[Opening Source material section]

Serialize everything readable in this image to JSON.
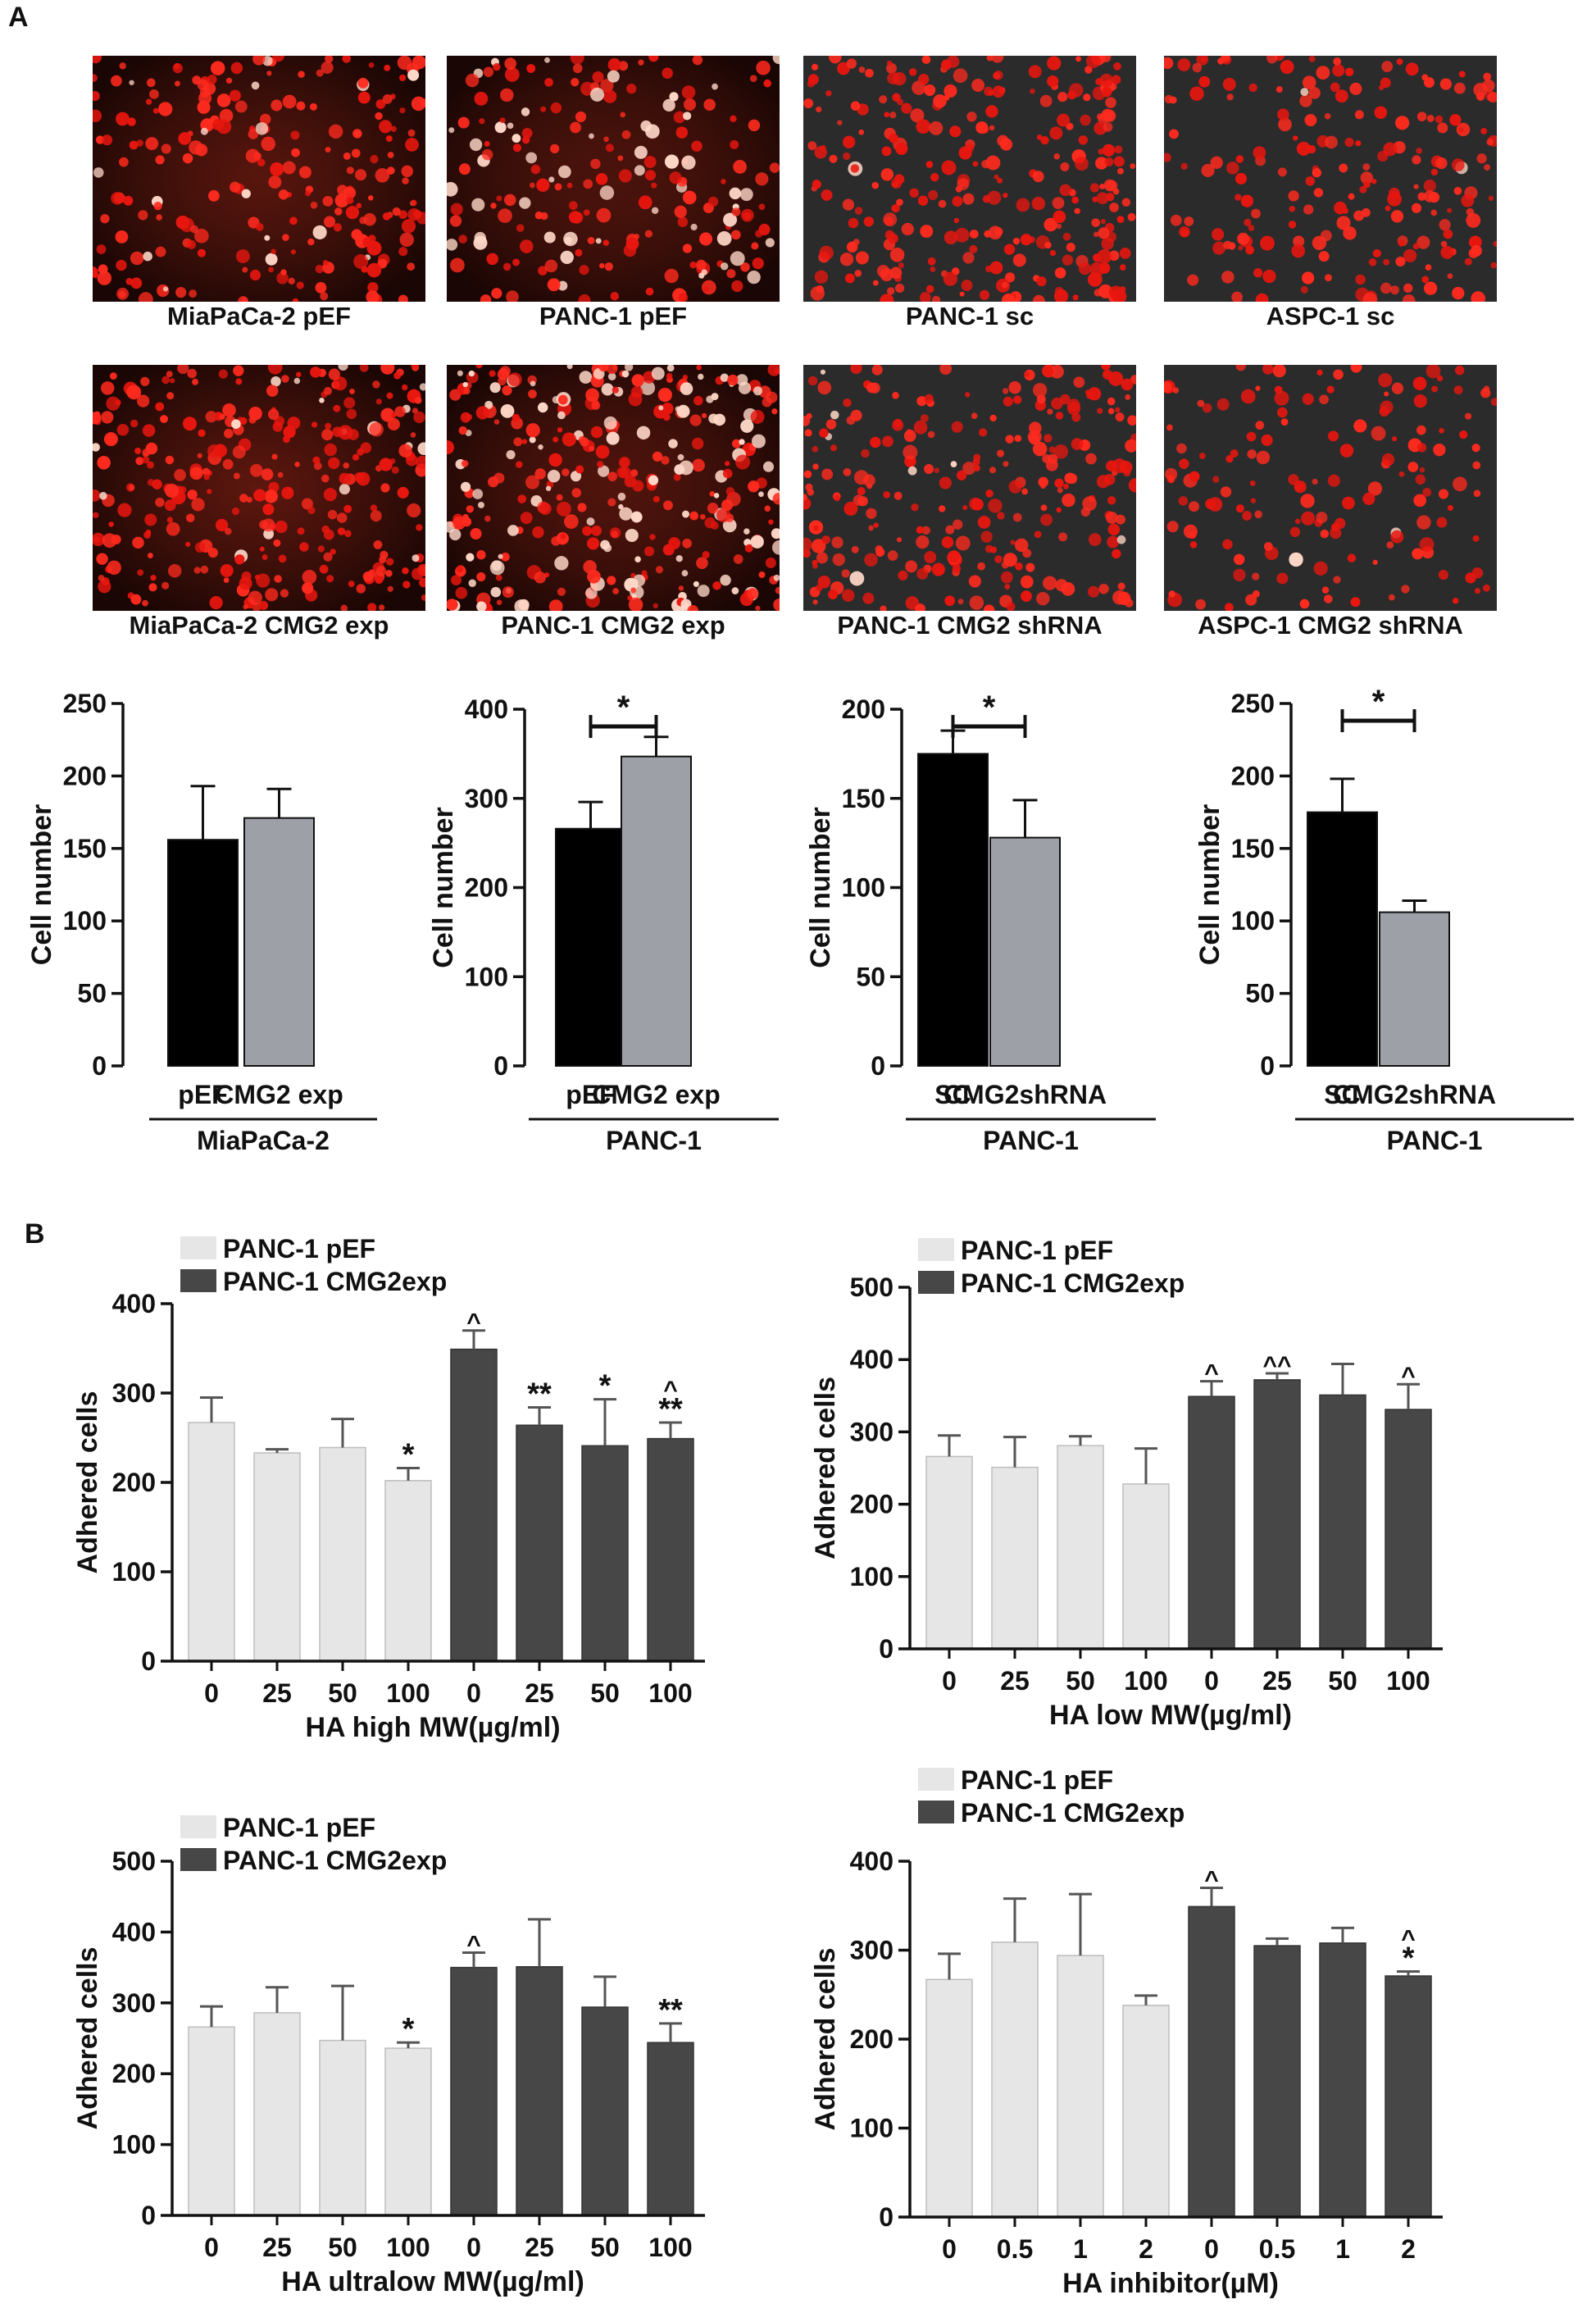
{
  "panels": {
    "a": "A",
    "b": "B"
  },
  "micrographs": [
    {
      "label": "MiaPaCa-2 pEF",
      "seed": 11,
      "density": 230,
      "glow": 0.35,
      "bright": 0.04
    },
    {
      "label": "PANC-1 pEF",
      "seed": 23,
      "density": 200,
      "glow": 0.25,
      "bright": 0.25
    },
    {
      "label": "PANC-1 sc",
      "seed": 37,
      "density": 280,
      "glow": 0.0,
      "bright": 0.02
    },
    {
      "label": "ASPC-1 sc",
      "seed": 41,
      "density": 200,
      "glow": 0.0,
      "bright": 0.02
    },
    {
      "label": "MiaPaCa-2 CMG2 exp",
      "seed": 53,
      "density": 300,
      "glow": 0.4,
      "bright": 0.05
    },
    {
      "label": "PANC-1 CMG2 exp",
      "seed": 67,
      "density": 340,
      "glow": 0.3,
      "bright": 0.35
    },
    {
      "label": "PANC-1 CMG2 shRNA",
      "seed": 71,
      "density": 260,
      "glow": 0.0,
      "bright": 0.02
    },
    {
      "label": "ASPC-1 CMG2 shRNA",
      "seed": 83,
      "density": 150,
      "glow": 0.0,
      "bright": 0.02
    }
  ],
  "colors": {
    "black_bar": "#000000",
    "grey_bar": "#9ea0a8",
    "light_bar": "#e6e6e6",
    "dark_bar": "#474747"
  },
  "chart_data": [
    {
      "type": "bar",
      "ylabel": "Cell number",
      "ylim": [
        0,
        250
      ],
      "yticks": [
        0,
        50,
        100,
        150,
        200,
        250
      ],
      "categories": [
        "pEF",
        "CMG2 exp"
      ],
      "group_label": "MiaPaCa-2",
      "values": [
        156,
        171
      ],
      "errors": [
        37,
        20
      ],
      "colors": [
        "black",
        "grey"
      ],
      "significance": null
    },
    {
      "type": "bar",
      "ylabel": "Cell number",
      "ylim": [
        0,
        400
      ],
      "yticks": [
        0,
        100,
        200,
        300,
        400
      ],
      "categories": [
        "pEF",
        "CMG2 exp"
      ],
      "group_label": "PANC-1",
      "values": [
        266,
        347
      ],
      "errors": [
        30,
        22
      ],
      "colors": [
        "black",
        "grey"
      ],
      "significance": "*"
    },
    {
      "type": "bar",
      "ylabel": "Cell number",
      "ylim": [
        0,
        200
      ],
      "yticks": [
        0,
        50,
        100,
        150,
        200
      ],
      "categories": [
        "SC",
        "CMG2shRNA"
      ],
      "group_label": "PANC-1",
      "values": [
        175,
        128
      ],
      "errors": [
        13,
        21
      ],
      "colors": [
        "black",
        "grey"
      ],
      "significance": "*"
    },
    {
      "type": "bar",
      "ylabel": "Cell number",
      "ylim": [
        0,
        250
      ],
      "yticks": [
        0,
        50,
        100,
        150,
        200,
        250
      ],
      "categories": [
        "SC",
        "CMG2shRNA"
      ],
      "group_label": "PANC-1",
      "values": [
        175,
        106
      ],
      "errors": [
        23,
        8
      ],
      "colors": [
        "black",
        "grey"
      ],
      "significance": "*"
    },
    {
      "type": "bar",
      "ylabel": "Adhered cells",
      "xlabel": "HA high MW(µg/ml)",
      "ylim": [
        0,
        400
      ],
      "yticks": [
        0,
        100,
        200,
        300,
        400
      ],
      "categories": [
        "0",
        "25",
        "50",
        "100",
        "0",
        "25",
        "50",
        "100"
      ],
      "series": [
        {
          "name": "PANC-1 pEF"
        },
        {
          "name": "PANC-1 CMG2exp"
        }
      ],
      "values": [
        267,
        233,
        239,
        202,
        349,
        264,
        241,
        249
      ],
      "errors": [
        28,
        4,
        32,
        14,
        21,
        20,
        52,
        18
      ],
      "annotations": [
        "",
        "",
        "",
        "*",
        "^",
        "**",
        "*",
        "^\n**"
      ]
    },
    {
      "type": "bar",
      "ylabel": "Adhered cells",
      "xlabel": "HA low MW(µg/ml)",
      "ylim": [
        0,
        500
      ],
      "yticks": [
        0,
        100,
        200,
        300,
        400,
        500
      ],
      "categories": [
        "0",
        "25",
        "50",
        "100",
        "0",
        "25",
        "50",
        "100"
      ],
      "series": [
        {
          "name": "PANC-1 pEF"
        },
        {
          "name": "PANC-1 CMG2exp"
        }
      ],
      "values": [
        266,
        251,
        281,
        228,
        349,
        372,
        351,
        331
      ],
      "errors": [
        29,
        42,
        13,
        49,
        21,
        9,
        43,
        35
      ],
      "annotations": [
        "",
        "",
        "",
        "",
        "^",
        "^^",
        "",
        "^"
      ]
    },
    {
      "type": "bar",
      "ylabel": "Adhered cells",
      "xlabel": "HA ultralow MW(µg/ml)",
      "ylim": [
        0,
        500
      ],
      "yticks": [
        0,
        100,
        200,
        300,
        400,
        500
      ],
      "categories": [
        "0",
        "25",
        "50",
        "100",
        "0",
        "25",
        "50",
        "100"
      ],
      "series": [
        {
          "name": "PANC-1 pEF"
        },
        {
          "name": "PANC-1 CMG2exp"
        }
      ],
      "values": [
        266,
        286,
        247,
        236,
        350,
        351,
        294,
        244
      ],
      "errors": [
        29,
        36,
        77,
        8,
        21,
        67,
        43,
        27
      ],
      "annotations": [
        "",
        "",
        "",
        "*",
        "^",
        "",
        "",
        "**"
      ]
    },
    {
      "type": "bar",
      "ylabel": "Adhered cells",
      "xlabel": "HA inhibitor(µM)",
      "ylim": [
        0,
        400
      ],
      "yticks": [
        0,
        100,
        200,
        300,
        400
      ],
      "categories": [
        "0",
        "0.5",
        "1",
        "2",
        "0",
        "0.5",
        "1",
        "2"
      ],
      "series": [
        {
          "name": "PANC-1 pEF"
        },
        {
          "name": "PANC-1 CMG2exp"
        }
      ],
      "values": [
        267,
        309,
        294,
        238,
        349,
        305,
        308,
        271
      ],
      "errors": [
        29,
        49,
        69,
        11,
        21,
        8,
        17,
        5
      ],
      "annotations": [
        "",
        "",
        "",
        "",
        "^",
        "",
        "",
        "^\n*"
      ]
    }
  ]
}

[Closing Source material section]

→ Work request
Only the text of the records above, copied exactly, should be returned; the pictures stay out.

→ Solution to this exercise
Serialize everything readable in this image to JSON.
{
  "panels": {
    "a": "A",
    "b": "B"
  },
  "micrographs": [
    {
      "label": "MiaPaCa-2 pEF",
      "seed": 11,
      "density": 230,
      "glow": 0.35,
      "bright": 0.04
    },
    {
      "label": "PANC-1 pEF",
      "seed": 23,
      "density": 200,
      "glow": 0.25,
      "bright": 0.25
    },
    {
      "label": "PANC-1 sc",
      "seed": 37,
      "density": 280,
      "glow": 0.0,
      "bright": 0.02
    },
    {
      "label": "ASPC-1 sc",
      "seed": 41,
      "density": 200,
      "glow": 0.0,
      "bright": 0.02
    },
    {
      "label": "MiaPaCa-2 CMG2 exp",
      "seed": 53,
      "density": 300,
      "glow": 0.4,
      "bright": 0.05
    },
    {
      "label": "PANC-1 CMG2 exp",
      "seed": 67,
      "density": 340,
      "glow": 0.3,
      "bright": 0.35
    },
    {
      "label": "PANC-1 CMG2 shRNA",
      "seed": 71,
      "density": 260,
      "glow": 0.0,
      "bright": 0.02
    },
    {
      "label": "ASPC-1 CMG2 shRNA",
      "seed": 83,
      "density": 150,
      "glow": 0.0,
      "bright": 0.02
    }
  ],
  "colors": {
    "black_bar": "#000000",
    "grey_bar": "#9ea0a8",
    "light_bar": "#e6e6e6",
    "dark_bar": "#474747"
  },
  "chart_data": [
    {
      "type": "bar",
      "ylabel": "Cell number",
      "ylim": [
        0,
        250
      ],
      "yticks": [
        0,
        50,
        100,
        150,
        200,
        250
      ],
      "categories": [
        "pEF",
        "CMG2 exp"
      ],
      "group_label": "MiaPaCa-2",
      "values": [
        156,
        171
      ],
      "errors": [
        37,
        20
      ],
      "colors": [
        "black",
        "grey"
      ],
      "significance": null
    },
    {
      "type": "bar",
      "ylabel": "Cell number",
      "ylim": [
        0,
        400
      ],
      "yticks": [
        0,
        100,
        200,
        300,
        400
      ],
      "categories": [
        "pEF",
        "CMG2 exp"
      ],
      "group_label": "PANC-1",
      "values": [
        266,
        347
      ],
      "errors": [
        30,
        22
      ],
      "colors": [
        "black",
        "grey"
      ],
      "significance": "*"
    },
    {
      "type": "bar",
      "ylabel": "Cell number",
      "ylim": [
        0,
        200
      ],
      "yticks": [
        0,
        50,
        100,
        150,
        200
      ],
      "categories": [
        "SC",
        "CMG2shRNA"
      ],
      "group_label": "PANC-1",
      "values": [
        175,
        128
      ],
      "errors": [
        13,
        21
      ],
      "colors": [
        "black",
        "grey"
      ],
      "significance": "*"
    },
    {
      "type": "bar",
      "ylabel": "Cell number",
      "ylim": [
        0,
        250
      ],
      "yticks": [
        0,
        50,
        100,
        150,
        200,
        250
      ],
      "categories": [
        "SC",
        "CMG2shRNA"
      ],
      "group_label": "PANC-1",
      "values": [
        175,
        106
      ],
      "errors": [
        23,
        8
      ],
      "colors": [
        "black",
        "grey"
      ],
      "significance": "*"
    },
    {
      "type": "bar",
      "ylabel": "Adhered cells",
      "xlabel": "HA high MW(µg/ml)",
      "ylim": [
        0,
        400
      ],
      "yticks": [
        0,
        100,
        200,
        300,
        400
      ],
      "categories": [
        "0",
        "25",
        "50",
        "100",
        "0",
        "25",
        "50",
        "100"
      ],
      "series": [
        {
          "name": "PANC-1 pEF"
        },
        {
          "name": "PANC-1 CMG2exp"
        }
      ],
      "values": [
        267,
        233,
        239,
        202,
        349,
        264,
        241,
        249
      ],
      "errors": [
        28,
        4,
        32,
        14,
        21,
        20,
        52,
        18
      ],
      "annotations": [
        "",
        "",
        "",
        "*",
        "^",
        "**",
        "*",
        "^\n**"
      ]
    },
    {
      "type": "bar",
      "ylabel": "Adhered cells",
      "xlabel": "HA low MW(µg/ml)",
      "ylim": [
        0,
        500
      ],
      "yticks": [
        0,
        100,
        200,
        300,
        400,
        500
      ],
      "categories": [
        "0",
        "25",
        "50",
        "100",
        "0",
        "25",
        "50",
        "100"
      ],
      "series": [
        {
          "name": "PANC-1 pEF"
        },
        {
          "name": "PANC-1 CMG2exp"
        }
      ],
      "values": [
        266,
        251,
        281,
        228,
        349,
        372,
        351,
        331
      ],
      "errors": [
        29,
        42,
        13,
        49,
        21,
        9,
        43,
        35
      ],
      "annotations": [
        "",
        "",
        "",
        "",
        "^",
        "^^",
        "",
        "^"
      ]
    },
    {
      "type": "bar",
      "ylabel": "Adhered cells",
      "xlabel": "HA ultralow MW(µg/ml)",
      "ylim": [
        0,
        500
      ],
      "yticks": [
        0,
        100,
        200,
        300,
        400,
        500
      ],
      "categories": [
        "0",
        "25",
        "50",
        "100",
        "0",
        "25",
        "50",
        "100"
      ],
      "series": [
        {
          "name": "PANC-1 pEF"
        },
        {
          "name": "PANC-1 CMG2exp"
        }
      ],
      "values": [
        266,
        286,
        247,
        236,
        350,
        351,
        294,
        244
      ],
      "errors": [
        29,
        36,
        77,
        8,
        21,
        67,
        43,
        27
      ],
      "annotations": [
        "",
        "",
        "",
        "*",
        "^",
        "",
        "",
        "**"
      ]
    },
    {
      "type": "bar",
      "ylabel": "Adhered cells",
      "xlabel": "HA inhibitor(µM)",
      "ylim": [
        0,
        400
      ],
      "yticks": [
        0,
        100,
        200,
        300,
        400
      ],
      "categories": [
        "0",
        "0.5",
        "1",
        "2",
        "0",
        "0.5",
        "1",
        "2"
      ],
      "series": [
        {
          "name": "PANC-1 pEF"
        },
        {
          "name": "PANC-1 CMG2exp"
        }
      ],
      "values": [
        267,
        309,
        294,
        238,
        349,
        305,
        308,
        271
      ],
      "errors": [
        29,
        49,
        69,
        11,
        21,
        8,
        17,
        5
      ],
      "annotations": [
        "",
        "",
        "",
        "",
        "^",
        "",
        "",
        "^\n*"
      ]
    }
  ]
}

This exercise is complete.